Task statement ::
Repeat the records word for word from their first line through the line that contains "x-tick-label-2024: 2024: [1189, 1303, 1286, 1356]", including that line, and give nothing else.

Provided entries ::
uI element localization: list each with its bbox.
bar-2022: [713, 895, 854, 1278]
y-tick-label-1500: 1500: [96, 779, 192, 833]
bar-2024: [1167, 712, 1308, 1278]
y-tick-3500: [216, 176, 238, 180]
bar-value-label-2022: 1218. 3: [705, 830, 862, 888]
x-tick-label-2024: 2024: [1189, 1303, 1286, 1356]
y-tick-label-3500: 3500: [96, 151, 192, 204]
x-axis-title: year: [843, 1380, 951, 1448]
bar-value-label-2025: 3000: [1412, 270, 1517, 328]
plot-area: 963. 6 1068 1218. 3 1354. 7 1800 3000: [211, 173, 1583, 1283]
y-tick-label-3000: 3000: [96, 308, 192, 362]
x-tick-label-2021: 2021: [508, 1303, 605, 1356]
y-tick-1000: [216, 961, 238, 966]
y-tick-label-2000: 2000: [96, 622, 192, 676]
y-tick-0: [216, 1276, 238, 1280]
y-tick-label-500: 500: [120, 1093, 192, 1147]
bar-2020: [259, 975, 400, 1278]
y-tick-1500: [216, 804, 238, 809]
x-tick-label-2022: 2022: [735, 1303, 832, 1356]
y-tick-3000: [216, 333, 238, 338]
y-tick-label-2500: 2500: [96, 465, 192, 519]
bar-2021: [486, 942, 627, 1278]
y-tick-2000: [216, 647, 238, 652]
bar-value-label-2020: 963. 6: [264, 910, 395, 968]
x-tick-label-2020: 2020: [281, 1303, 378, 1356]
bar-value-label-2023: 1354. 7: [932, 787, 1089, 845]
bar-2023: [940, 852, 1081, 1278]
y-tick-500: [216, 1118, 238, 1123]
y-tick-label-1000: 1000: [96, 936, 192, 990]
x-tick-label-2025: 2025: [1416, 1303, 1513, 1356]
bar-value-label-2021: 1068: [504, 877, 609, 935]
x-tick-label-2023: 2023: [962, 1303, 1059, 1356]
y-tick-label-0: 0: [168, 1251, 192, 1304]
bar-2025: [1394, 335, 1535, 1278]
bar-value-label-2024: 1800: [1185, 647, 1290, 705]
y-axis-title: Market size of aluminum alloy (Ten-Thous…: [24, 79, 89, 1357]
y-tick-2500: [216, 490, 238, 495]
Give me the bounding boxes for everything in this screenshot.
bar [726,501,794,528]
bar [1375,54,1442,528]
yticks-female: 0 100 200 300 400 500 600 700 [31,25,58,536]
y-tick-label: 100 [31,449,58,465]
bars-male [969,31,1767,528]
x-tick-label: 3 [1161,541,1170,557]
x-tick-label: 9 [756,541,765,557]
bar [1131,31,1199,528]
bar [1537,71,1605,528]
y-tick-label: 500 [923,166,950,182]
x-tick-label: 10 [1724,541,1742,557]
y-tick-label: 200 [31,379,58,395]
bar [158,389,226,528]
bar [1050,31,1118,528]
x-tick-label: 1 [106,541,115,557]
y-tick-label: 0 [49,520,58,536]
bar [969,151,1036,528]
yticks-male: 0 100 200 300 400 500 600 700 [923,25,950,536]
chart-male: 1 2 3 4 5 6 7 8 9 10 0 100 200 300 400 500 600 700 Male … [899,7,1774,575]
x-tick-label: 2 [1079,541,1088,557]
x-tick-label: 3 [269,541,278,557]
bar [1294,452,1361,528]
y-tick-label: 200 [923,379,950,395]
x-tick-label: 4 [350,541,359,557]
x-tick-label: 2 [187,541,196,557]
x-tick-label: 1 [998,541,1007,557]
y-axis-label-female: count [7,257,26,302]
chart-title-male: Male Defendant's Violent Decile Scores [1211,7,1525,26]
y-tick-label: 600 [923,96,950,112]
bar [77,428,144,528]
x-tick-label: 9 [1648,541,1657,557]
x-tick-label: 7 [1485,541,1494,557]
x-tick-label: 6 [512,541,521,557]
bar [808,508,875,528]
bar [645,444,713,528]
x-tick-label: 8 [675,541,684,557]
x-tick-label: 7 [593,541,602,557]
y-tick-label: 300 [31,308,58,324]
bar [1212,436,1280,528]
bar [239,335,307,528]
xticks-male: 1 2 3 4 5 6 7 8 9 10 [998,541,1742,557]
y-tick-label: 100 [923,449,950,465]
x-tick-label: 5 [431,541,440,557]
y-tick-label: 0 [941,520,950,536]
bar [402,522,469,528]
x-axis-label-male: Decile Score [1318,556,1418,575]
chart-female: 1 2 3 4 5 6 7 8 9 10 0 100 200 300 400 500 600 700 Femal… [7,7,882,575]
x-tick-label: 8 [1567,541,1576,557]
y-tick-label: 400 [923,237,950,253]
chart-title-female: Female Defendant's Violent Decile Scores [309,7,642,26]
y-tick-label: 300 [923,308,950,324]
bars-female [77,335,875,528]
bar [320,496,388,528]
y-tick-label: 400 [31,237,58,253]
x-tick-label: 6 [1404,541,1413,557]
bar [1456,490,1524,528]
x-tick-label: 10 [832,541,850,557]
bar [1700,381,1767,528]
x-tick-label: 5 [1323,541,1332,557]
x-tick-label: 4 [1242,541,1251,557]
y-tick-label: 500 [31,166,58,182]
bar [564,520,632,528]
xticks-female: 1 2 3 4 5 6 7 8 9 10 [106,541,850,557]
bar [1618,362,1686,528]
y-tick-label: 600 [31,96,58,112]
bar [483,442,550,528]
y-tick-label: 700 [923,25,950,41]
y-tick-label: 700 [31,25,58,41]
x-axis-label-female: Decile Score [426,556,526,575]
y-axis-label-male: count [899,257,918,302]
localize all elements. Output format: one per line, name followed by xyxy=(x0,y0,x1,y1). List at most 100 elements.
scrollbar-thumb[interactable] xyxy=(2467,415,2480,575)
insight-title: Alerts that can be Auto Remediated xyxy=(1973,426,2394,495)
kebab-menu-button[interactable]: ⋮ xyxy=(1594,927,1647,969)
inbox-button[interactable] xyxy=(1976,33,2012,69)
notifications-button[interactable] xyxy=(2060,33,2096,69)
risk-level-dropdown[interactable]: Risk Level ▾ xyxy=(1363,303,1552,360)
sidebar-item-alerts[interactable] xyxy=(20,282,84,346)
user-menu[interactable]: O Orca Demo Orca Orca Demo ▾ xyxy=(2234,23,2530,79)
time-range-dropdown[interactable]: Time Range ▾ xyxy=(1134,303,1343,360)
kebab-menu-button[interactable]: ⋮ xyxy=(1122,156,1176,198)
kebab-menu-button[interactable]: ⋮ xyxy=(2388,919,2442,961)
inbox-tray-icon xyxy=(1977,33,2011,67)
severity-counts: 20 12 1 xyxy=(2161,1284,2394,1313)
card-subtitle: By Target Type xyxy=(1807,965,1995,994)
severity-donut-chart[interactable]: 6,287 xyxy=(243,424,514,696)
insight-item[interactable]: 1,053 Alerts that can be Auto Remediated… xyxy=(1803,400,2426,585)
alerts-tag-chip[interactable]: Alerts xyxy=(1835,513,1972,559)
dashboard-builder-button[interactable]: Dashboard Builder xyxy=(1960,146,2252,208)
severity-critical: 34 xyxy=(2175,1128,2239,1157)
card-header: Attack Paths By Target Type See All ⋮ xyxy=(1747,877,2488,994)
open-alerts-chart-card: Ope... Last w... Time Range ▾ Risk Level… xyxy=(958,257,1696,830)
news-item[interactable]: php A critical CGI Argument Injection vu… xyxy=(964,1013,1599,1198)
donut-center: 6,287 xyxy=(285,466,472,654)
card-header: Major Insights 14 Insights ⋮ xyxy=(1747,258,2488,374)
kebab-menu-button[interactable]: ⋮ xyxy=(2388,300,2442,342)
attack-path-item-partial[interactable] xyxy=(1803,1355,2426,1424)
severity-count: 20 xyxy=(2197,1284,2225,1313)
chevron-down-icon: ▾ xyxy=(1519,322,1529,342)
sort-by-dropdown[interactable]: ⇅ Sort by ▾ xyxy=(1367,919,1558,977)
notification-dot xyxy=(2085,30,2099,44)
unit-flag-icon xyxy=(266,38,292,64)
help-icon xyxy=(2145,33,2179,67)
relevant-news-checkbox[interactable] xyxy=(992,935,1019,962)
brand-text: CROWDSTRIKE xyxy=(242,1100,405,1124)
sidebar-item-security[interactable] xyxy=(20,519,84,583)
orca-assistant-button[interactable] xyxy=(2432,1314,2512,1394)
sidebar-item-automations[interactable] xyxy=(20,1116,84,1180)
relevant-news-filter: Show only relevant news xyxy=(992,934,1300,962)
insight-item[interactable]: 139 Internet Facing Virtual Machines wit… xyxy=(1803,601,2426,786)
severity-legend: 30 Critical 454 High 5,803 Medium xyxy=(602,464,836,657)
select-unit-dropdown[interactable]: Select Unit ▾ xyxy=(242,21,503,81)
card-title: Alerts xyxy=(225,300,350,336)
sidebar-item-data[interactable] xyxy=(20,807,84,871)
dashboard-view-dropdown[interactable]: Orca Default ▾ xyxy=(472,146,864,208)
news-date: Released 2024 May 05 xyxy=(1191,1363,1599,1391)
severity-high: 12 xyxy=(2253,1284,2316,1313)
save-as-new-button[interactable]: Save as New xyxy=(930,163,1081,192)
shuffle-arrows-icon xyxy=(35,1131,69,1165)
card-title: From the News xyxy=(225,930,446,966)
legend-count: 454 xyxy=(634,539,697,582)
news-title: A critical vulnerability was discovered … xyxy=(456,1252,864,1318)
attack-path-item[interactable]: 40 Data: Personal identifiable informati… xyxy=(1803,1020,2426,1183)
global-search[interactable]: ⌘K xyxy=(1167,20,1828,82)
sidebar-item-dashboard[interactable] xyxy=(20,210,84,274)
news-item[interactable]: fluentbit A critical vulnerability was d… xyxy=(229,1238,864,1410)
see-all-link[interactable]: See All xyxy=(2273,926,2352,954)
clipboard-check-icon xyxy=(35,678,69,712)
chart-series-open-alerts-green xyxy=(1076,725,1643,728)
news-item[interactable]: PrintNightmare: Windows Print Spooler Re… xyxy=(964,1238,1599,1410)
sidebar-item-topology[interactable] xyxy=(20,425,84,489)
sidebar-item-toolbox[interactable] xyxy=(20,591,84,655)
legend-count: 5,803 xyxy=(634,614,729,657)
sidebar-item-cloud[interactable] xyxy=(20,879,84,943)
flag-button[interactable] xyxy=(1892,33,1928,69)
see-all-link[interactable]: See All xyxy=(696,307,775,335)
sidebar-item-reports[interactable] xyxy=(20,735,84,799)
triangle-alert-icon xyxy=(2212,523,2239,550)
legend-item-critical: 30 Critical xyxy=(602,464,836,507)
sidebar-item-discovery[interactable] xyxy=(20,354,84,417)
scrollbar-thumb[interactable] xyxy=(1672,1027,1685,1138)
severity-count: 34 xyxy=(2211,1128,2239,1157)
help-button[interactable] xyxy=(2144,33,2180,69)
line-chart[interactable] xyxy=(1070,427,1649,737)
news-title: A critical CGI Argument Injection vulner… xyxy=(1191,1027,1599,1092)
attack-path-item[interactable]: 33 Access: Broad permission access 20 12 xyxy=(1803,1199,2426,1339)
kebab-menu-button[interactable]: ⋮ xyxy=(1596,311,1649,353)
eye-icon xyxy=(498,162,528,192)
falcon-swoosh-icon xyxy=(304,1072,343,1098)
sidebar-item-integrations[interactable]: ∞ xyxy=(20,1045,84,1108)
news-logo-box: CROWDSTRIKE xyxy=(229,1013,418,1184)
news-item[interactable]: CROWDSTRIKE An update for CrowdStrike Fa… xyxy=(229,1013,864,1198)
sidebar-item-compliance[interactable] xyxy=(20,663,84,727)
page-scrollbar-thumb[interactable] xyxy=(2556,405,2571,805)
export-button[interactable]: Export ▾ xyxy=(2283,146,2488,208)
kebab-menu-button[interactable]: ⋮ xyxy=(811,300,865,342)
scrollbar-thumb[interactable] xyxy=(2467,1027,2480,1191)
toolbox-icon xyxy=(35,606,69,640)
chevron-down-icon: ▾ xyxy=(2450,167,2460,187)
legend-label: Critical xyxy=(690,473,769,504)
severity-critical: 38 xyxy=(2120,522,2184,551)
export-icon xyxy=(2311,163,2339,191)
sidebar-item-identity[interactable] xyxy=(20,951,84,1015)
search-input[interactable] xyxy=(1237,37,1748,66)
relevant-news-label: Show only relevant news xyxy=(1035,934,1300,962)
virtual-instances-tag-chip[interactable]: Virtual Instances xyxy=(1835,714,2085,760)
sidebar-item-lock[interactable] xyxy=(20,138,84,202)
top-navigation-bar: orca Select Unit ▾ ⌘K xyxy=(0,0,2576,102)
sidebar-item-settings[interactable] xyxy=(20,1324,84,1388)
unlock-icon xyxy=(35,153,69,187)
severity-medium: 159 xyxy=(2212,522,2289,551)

Completed exercise ::
uI element localization: list each with its bbox.
bar-2022: [713, 895, 854, 1278]
y-tick-label-1500: 1500: [96, 779, 192, 833]
bar-2024: [1167, 712, 1308, 1278]
y-tick-3500: [216, 176, 238, 180]
bar-value-label-2022: 1218. 3: [705, 830, 862, 888]
x-tick-label-2024: 2024: [1189, 1303, 1286, 1356]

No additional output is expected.